Required task: Below are records to transcribe exactly, without their pictures.
— begin Provided information —
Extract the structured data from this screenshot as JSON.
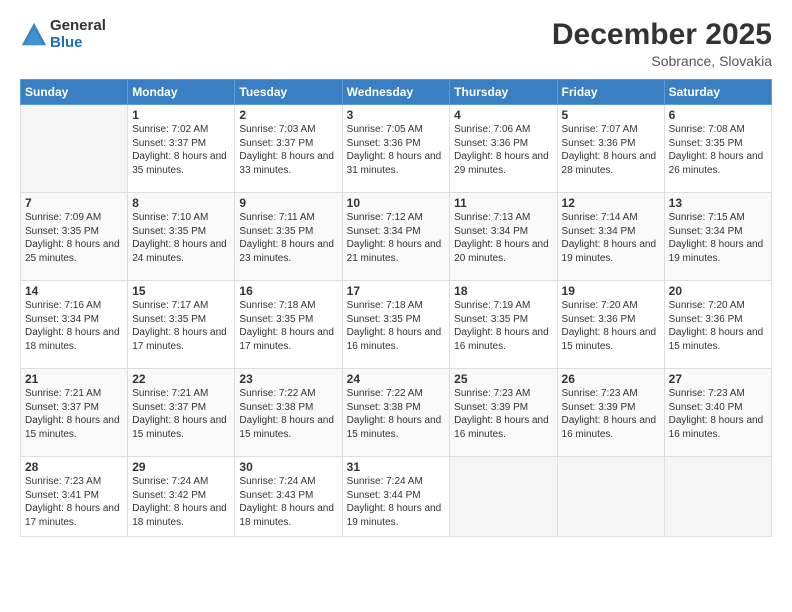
{
  "header": {
    "logo_general": "General",
    "logo_blue": "Blue",
    "month": "December 2025",
    "location": "Sobrance, Slovakia"
  },
  "days_of_week": [
    "Sunday",
    "Monday",
    "Tuesday",
    "Wednesday",
    "Thursday",
    "Friday",
    "Saturday"
  ],
  "weeks": [
    [
      {
        "day": "",
        "sunrise": "",
        "sunset": "",
        "daylight": ""
      },
      {
        "day": "1",
        "sunrise": "7:02 AM",
        "sunset": "3:37 PM",
        "daylight": "8 hours and 35 minutes."
      },
      {
        "day": "2",
        "sunrise": "7:03 AM",
        "sunset": "3:37 PM",
        "daylight": "8 hours and 33 minutes."
      },
      {
        "day": "3",
        "sunrise": "7:05 AM",
        "sunset": "3:36 PM",
        "daylight": "8 hours and 31 minutes."
      },
      {
        "day": "4",
        "sunrise": "7:06 AM",
        "sunset": "3:36 PM",
        "daylight": "8 hours and 29 minutes."
      },
      {
        "day": "5",
        "sunrise": "7:07 AM",
        "sunset": "3:36 PM",
        "daylight": "8 hours and 28 minutes."
      },
      {
        "day": "6",
        "sunrise": "7:08 AM",
        "sunset": "3:35 PM",
        "daylight": "8 hours and 26 minutes."
      }
    ],
    [
      {
        "day": "7",
        "sunrise": "7:09 AM",
        "sunset": "3:35 PM",
        "daylight": "8 hours and 25 minutes."
      },
      {
        "day": "8",
        "sunrise": "7:10 AM",
        "sunset": "3:35 PM",
        "daylight": "8 hours and 24 minutes."
      },
      {
        "day": "9",
        "sunrise": "7:11 AM",
        "sunset": "3:35 PM",
        "daylight": "8 hours and 23 minutes."
      },
      {
        "day": "10",
        "sunrise": "7:12 AM",
        "sunset": "3:34 PM",
        "daylight": "8 hours and 21 minutes."
      },
      {
        "day": "11",
        "sunrise": "7:13 AM",
        "sunset": "3:34 PM",
        "daylight": "8 hours and 20 minutes."
      },
      {
        "day": "12",
        "sunrise": "7:14 AM",
        "sunset": "3:34 PM",
        "daylight": "8 hours and 19 minutes."
      },
      {
        "day": "13",
        "sunrise": "7:15 AM",
        "sunset": "3:34 PM",
        "daylight": "8 hours and 19 minutes."
      }
    ],
    [
      {
        "day": "14",
        "sunrise": "7:16 AM",
        "sunset": "3:34 PM",
        "daylight": "8 hours and 18 minutes."
      },
      {
        "day": "15",
        "sunrise": "7:17 AM",
        "sunset": "3:35 PM",
        "daylight": "8 hours and 17 minutes."
      },
      {
        "day": "16",
        "sunrise": "7:18 AM",
        "sunset": "3:35 PM",
        "daylight": "8 hours and 17 minutes."
      },
      {
        "day": "17",
        "sunrise": "7:18 AM",
        "sunset": "3:35 PM",
        "daylight": "8 hours and 16 minutes."
      },
      {
        "day": "18",
        "sunrise": "7:19 AM",
        "sunset": "3:35 PM",
        "daylight": "8 hours and 16 minutes."
      },
      {
        "day": "19",
        "sunrise": "7:20 AM",
        "sunset": "3:36 PM",
        "daylight": "8 hours and 15 minutes."
      },
      {
        "day": "20",
        "sunrise": "7:20 AM",
        "sunset": "3:36 PM",
        "daylight": "8 hours and 15 minutes."
      }
    ],
    [
      {
        "day": "21",
        "sunrise": "7:21 AM",
        "sunset": "3:37 PM",
        "daylight": "8 hours and 15 minutes."
      },
      {
        "day": "22",
        "sunrise": "7:21 AM",
        "sunset": "3:37 PM",
        "daylight": "8 hours and 15 minutes."
      },
      {
        "day": "23",
        "sunrise": "7:22 AM",
        "sunset": "3:38 PM",
        "daylight": "8 hours and 15 minutes."
      },
      {
        "day": "24",
        "sunrise": "7:22 AM",
        "sunset": "3:38 PM",
        "daylight": "8 hours and 15 minutes."
      },
      {
        "day": "25",
        "sunrise": "7:23 AM",
        "sunset": "3:39 PM",
        "daylight": "8 hours and 16 minutes."
      },
      {
        "day": "26",
        "sunrise": "7:23 AM",
        "sunset": "3:39 PM",
        "daylight": "8 hours and 16 minutes."
      },
      {
        "day": "27",
        "sunrise": "7:23 AM",
        "sunset": "3:40 PM",
        "daylight": "8 hours and 16 minutes."
      }
    ],
    [
      {
        "day": "28",
        "sunrise": "7:23 AM",
        "sunset": "3:41 PM",
        "daylight": "8 hours and 17 minutes."
      },
      {
        "day": "29",
        "sunrise": "7:24 AM",
        "sunset": "3:42 PM",
        "daylight": "8 hours and 18 minutes."
      },
      {
        "day": "30",
        "sunrise": "7:24 AM",
        "sunset": "3:43 PM",
        "daylight": "8 hours and 18 minutes."
      },
      {
        "day": "31",
        "sunrise": "7:24 AM",
        "sunset": "3:44 PM",
        "daylight": "8 hours and 19 minutes."
      },
      {
        "day": "",
        "sunrise": "",
        "sunset": "",
        "daylight": ""
      },
      {
        "day": "",
        "sunrise": "",
        "sunset": "",
        "daylight": ""
      },
      {
        "day": "",
        "sunrise": "",
        "sunset": "",
        "daylight": ""
      }
    ]
  ]
}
— end Provided information —
Full solution:
Extract the structured data from this screenshot as JSON.
{
  "header": {
    "logo_general": "General",
    "logo_blue": "Blue",
    "month": "December 2025",
    "location": "Sobrance, Slovakia"
  },
  "days_of_week": [
    "Sunday",
    "Monday",
    "Tuesday",
    "Wednesday",
    "Thursday",
    "Friday",
    "Saturday"
  ],
  "weeks": [
    [
      {
        "day": "",
        "sunrise": "",
        "sunset": "",
        "daylight": ""
      },
      {
        "day": "1",
        "sunrise": "7:02 AM",
        "sunset": "3:37 PM",
        "daylight": "8 hours and 35 minutes."
      },
      {
        "day": "2",
        "sunrise": "7:03 AM",
        "sunset": "3:37 PM",
        "daylight": "8 hours and 33 minutes."
      },
      {
        "day": "3",
        "sunrise": "7:05 AM",
        "sunset": "3:36 PM",
        "daylight": "8 hours and 31 minutes."
      },
      {
        "day": "4",
        "sunrise": "7:06 AM",
        "sunset": "3:36 PM",
        "daylight": "8 hours and 29 minutes."
      },
      {
        "day": "5",
        "sunrise": "7:07 AM",
        "sunset": "3:36 PM",
        "daylight": "8 hours and 28 minutes."
      },
      {
        "day": "6",
        "sunrise": "7:08 AM",
        "sunset": "3:35 PM",
        "daylight": "8 hours and 26 minutes."
      }
    ],
    [
      {
        "day": "7",
        "sunrise": "7:09 AM",
        "sunset": "3:35 PM",
        "daylight": "8 hours and 25 minutes."
      },
      {
        "day": "8",
        "sunrise": "7:10 AM",
        "sunset": "3:35 PM",
        "daylight": "8 hours and 24 minutes."
      },
      {
        "day": "9",
        "sunrise": "7:11 AM",
        "sunset": "3:35 PM",
        "daylight": "8 hours and 23 minutes."
      },
      {
        "day": "10",
        "sunrise": "7:12 AM",
        "sunset": "3:34 PM",
        "daylight": "8 hours and 21 minutes."
      },
      {
        "day": "11",
        "sunrise": "7:13 AM",
        "sunset": "3:34 PM",
        "daylight": "8 hours and 20 minutes."
      },
      {
        "day": "12",
        "sunrise": "7:14 AM",
        "sunset": "3:34 PM",
        "daylight": "8 hours and 19 minutes."
      },
      {
        "day": "13",
        "sunrise": "7:15 AM",
        "sunset": "3:34 PM",
        "daylight": "8 hours and 19 minutes."
      }
    ],
    [
      {
        "day": "14",
        "sunrise": "7:16 AM",
        "sunset": "3:34 PM",
        "daylight": "8 hours and 18 minutes."
      },
      {
        "day": "15",
        "sunrise": "7:17 AM",
        "sunset": "3:35 PM",
        "daylight": "8 hours and 17 minutes."
      },
      {
        "day": "16",
        "sunrise": "7:18 AM",
        "sunset": "3:35 PM",
        "daylight": "8 hours and 17 minutes."
      },
      {
        "day": "17",
        "sunrise": "7:18 AM",
        "sunset": "3:35 PM",
        "daylight": "8 hours and 16 minutes."
      },
      {
        "day": "18",
        "sunrise": "7:19 AM",
        "sunset": "3:35 PM",
        "daylight": "8 hours and 16 minutes."
      },
      {
        "day": "19",
        "sunrise": "7:20 AM",
        "sunset": "3:36 PM",
        "daylight": "8 hours and 15 minutes."
      },
      {
        "day": "20",
        "sunrise": "7:20 AM",
        "sunset": "3:36 PM",
        "daylight": "8 hours and 15 minutes."
      }
    ],
    [
      {
        "day": "21",
        "sunrise": "7:21 AM",
        "sunset": "3:37 PM",
        "daylight": "8 hours and 15 minutes."
      },
      {
        "day": "22",
        "sunrise": "7:21 AM",
        "sunset": "3:37 PM",
        "daylight": "8 hours and 15 minutes."
      },
      {
        "day": "23",
        "sunrise": "7:22 AM",
        "sunset": "3:38 PM",
        "daylight": "8 hours and 15 minutes."
      },
      {
        "day": "24",
        "sunrise": "7:22 AM",
        "sunset": "3:38 PM",
        "daylight": "8 hours and 15 minutes."
      },
      {
        "day": "25",
        "sunrise": "7:23 AM",
        "sunset": "3:39 PM",
        "daylight": "8 hours and 16 minutes."
      },
      {
        "day": "26",
        "sunrise": "7:23 AM",
        "sunset": "3:39 PM",
        "daylight": "8 hours and 16 minutes."
      },
      {
        "day": "27",
        "sunrise": "7:23 AM",
        "sunset": "3:40 PM",
        "daylight": "8 hours and 16 minutes."
      }
    ],
    [
      {
        "day": "28",
        "sunrise": "7:23 AM",
        "sunset": "3:41 PM",
        "daylight": "8 hours and 17 minutes."
      },
      {
        "day": "29",
        "sunrise": "7:24 AM",
        "sunset": "3:42 PM",
        "daylight": "8 hours and 18 minutes."
      },
      {
        "day": "30",
        "sunrise": "7:24 AM",
        "sunset": "3:43 PM",
        "daylight": "8 hours and 18 minutes."
      },
      {
        "day": "31",
        "sunrise": "7:24 AM",
        "sunset": "3:44 PM",
        "daylight": "8 hours and 19 minutes."
      },
      {
        "day": "",
        "sunrise": "",
        "sunset": "",
        "daylight": ""
      },
      {
        "day": "",
        "sunrise": "",
        "sunset": "",
        "daylight": ""
      },
      {
        "day": "",
        "sunrise": "",
        "sunset": "",
        "daylight": ""
      }
    ]
  ]
}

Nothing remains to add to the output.